··· Material supplied ···

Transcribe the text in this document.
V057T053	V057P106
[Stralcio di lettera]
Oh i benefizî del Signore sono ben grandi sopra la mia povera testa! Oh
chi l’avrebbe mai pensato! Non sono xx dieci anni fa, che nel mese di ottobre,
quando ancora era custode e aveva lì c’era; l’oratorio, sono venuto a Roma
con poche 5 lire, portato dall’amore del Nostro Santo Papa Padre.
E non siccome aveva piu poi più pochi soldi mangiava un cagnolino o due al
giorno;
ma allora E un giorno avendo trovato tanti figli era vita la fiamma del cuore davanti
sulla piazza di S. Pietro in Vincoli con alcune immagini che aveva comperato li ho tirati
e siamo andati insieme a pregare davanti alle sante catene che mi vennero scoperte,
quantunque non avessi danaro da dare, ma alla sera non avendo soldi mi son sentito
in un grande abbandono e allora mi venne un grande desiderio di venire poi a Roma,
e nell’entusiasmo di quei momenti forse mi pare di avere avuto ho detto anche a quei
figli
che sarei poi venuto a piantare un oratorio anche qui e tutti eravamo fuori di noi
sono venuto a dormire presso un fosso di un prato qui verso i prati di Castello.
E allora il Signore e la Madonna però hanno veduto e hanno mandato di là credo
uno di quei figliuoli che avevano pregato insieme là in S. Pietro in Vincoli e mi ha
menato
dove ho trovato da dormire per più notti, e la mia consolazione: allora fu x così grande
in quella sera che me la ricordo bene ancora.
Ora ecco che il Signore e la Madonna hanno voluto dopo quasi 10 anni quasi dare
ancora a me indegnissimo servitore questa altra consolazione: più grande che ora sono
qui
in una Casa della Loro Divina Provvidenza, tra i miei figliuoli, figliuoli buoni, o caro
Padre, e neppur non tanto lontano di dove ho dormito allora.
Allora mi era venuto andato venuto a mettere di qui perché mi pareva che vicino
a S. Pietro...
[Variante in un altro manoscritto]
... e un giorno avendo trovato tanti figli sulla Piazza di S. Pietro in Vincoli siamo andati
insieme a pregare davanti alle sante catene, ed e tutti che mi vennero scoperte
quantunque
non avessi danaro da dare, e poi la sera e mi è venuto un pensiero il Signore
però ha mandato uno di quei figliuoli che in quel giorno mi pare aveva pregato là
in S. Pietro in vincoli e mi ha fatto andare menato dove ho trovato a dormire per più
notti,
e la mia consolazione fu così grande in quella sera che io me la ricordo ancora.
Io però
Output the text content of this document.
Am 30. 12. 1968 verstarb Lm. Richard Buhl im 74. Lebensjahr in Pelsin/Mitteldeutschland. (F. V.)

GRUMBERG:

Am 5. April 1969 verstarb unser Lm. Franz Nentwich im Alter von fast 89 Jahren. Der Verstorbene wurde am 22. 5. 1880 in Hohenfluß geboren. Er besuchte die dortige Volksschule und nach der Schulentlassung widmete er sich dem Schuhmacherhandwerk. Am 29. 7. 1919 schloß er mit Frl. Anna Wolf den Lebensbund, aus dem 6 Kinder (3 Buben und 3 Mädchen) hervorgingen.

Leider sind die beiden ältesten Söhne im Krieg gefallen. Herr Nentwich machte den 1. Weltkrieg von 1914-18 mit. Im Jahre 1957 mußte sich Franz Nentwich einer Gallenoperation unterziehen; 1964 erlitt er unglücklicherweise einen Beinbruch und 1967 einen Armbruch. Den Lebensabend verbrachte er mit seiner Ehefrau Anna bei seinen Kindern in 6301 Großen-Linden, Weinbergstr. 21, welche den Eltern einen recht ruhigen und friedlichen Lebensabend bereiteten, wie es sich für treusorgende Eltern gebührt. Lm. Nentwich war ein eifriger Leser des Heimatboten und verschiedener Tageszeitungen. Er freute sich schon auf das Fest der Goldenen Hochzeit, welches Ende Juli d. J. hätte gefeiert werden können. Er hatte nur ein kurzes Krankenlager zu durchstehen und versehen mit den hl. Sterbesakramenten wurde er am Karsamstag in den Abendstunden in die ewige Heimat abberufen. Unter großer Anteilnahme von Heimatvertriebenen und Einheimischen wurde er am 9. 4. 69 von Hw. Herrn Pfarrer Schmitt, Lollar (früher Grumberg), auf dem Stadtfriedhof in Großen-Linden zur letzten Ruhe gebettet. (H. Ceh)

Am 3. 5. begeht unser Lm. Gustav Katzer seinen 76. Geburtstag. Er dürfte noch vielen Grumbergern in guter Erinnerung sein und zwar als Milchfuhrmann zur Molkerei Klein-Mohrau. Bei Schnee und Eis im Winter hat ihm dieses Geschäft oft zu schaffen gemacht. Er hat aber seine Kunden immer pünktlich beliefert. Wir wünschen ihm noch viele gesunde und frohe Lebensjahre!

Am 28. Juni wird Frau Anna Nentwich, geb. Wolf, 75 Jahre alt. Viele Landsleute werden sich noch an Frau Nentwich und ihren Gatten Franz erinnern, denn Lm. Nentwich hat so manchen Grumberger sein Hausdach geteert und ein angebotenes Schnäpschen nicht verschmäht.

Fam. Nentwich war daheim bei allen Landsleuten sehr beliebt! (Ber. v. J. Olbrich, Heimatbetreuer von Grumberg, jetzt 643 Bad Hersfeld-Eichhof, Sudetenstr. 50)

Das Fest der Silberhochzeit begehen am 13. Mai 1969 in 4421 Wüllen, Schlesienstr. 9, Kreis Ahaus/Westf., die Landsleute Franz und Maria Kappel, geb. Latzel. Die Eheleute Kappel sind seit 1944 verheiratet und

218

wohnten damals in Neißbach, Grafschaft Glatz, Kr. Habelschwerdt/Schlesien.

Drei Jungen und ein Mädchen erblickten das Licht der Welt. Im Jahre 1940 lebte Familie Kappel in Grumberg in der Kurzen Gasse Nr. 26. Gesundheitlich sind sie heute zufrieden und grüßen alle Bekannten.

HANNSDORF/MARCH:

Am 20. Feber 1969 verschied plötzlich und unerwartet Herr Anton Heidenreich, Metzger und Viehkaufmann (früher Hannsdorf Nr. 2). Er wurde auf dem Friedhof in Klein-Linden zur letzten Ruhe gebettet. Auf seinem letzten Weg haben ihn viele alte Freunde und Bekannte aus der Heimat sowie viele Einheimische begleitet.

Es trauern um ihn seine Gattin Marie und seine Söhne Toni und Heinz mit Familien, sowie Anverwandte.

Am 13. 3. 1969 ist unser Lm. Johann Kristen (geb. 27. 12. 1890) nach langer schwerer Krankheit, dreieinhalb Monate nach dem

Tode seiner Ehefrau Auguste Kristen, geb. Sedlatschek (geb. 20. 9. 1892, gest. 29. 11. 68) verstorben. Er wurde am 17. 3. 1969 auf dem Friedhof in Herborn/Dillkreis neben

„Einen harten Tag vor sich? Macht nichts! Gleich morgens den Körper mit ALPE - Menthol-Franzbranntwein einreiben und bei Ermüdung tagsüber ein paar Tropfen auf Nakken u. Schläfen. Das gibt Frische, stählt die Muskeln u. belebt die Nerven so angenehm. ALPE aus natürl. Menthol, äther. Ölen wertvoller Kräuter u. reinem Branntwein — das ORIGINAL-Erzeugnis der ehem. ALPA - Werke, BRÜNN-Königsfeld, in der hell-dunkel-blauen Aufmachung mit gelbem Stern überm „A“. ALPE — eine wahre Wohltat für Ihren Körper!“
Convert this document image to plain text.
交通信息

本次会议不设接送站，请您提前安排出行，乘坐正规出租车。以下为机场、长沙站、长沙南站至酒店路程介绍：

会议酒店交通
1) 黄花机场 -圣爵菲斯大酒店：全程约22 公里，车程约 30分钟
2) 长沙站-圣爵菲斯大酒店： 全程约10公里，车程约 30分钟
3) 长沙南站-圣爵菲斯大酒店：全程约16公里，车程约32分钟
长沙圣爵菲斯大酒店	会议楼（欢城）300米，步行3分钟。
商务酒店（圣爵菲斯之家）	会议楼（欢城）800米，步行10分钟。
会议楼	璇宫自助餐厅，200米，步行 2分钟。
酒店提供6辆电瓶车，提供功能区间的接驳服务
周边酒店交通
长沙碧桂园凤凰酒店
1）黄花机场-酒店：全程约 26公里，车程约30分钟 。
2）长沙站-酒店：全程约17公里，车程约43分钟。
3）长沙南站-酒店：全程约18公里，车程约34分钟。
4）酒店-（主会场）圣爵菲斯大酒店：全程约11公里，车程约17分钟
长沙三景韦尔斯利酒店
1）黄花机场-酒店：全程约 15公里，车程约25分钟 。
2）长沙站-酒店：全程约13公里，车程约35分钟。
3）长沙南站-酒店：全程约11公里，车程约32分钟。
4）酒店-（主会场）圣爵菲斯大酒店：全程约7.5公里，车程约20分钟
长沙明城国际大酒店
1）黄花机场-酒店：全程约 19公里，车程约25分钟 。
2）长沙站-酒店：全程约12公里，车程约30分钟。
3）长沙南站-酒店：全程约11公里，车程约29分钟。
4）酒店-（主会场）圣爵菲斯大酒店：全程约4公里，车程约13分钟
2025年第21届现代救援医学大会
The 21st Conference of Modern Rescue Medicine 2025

···

→ **Aim**
Using the material above, extract the line that contains "Convert this document image to plain text." and every line after it, exactly as given; stop at the last line.

→ **Written solution**
Convert this document image to plain text.
交通信息

本次会议不设接送站，请您提前安排出行，乘坐正规出租车。以下为机场、长沙站、长沙南站至酒店路程介绍：

会议酒店交通
1) 黄花机场 -圣爵菲斯大酒店：全程约22 公里，车程约 30分钟
2) 长沙站-圣爵菲斯大酒店： 全程约10公里，车程约 30分钟
3) 长沙南站-圣爵菲斯大酒店：全程约16公里，车程约32分钟
长沙圣爵菲斯大酒店	会议楼（欢城）300米，步行3分钟。
商务酒店（圣爵菲斯之家）	会议楼（欢城）800米，步行10分钟。
会议楼	璇宫自助餐厅，200米，步行 2分钟。
酒店提供6辆电瓶车，提供功能区间的接驳服务
周边酒店交通
长沙碧桂园凤凰酒店
1）黄花机场-酒店：全程约 26公里，车程约30分钟 。
2）长沙站-酒店：全程约17公里，车程约43分钟。
3）长沙南站-酒店：全程约18公里，车程约34分钟。
4）酒店-（主会场）圣爵菲斯大酒店：全程约11公里，车程约17分钟
长沙三景韦尔斯利酒店
1）黄花机场-酒店：全程约 15公里，车程约25分钟 。
2）长沙站-酒店：全程约13公里，车程约35分钟。
3）长沙南站-酒店：全程约11公里，车程约32分钟。
4）酒店-（主会场）圣爵菲斯大酒店：全程约7.5公里，车程约20分钟
长沙明城国际大酒店
1）黄花机场-酒店：全程约 19公里，车程约25分钟 。
2）长沙站-酒店：全程约12公里，车程约30分钟。
3）长沙南站-酒店：全程约11公里，车程约29分钟。
4）酒店-（主会场）圣爵菲斯大酒店：全程约4公里，车程约13分钟
2025年第21届现代救援医学大会
The 21st Conference of Modern Rescue Medicine 2025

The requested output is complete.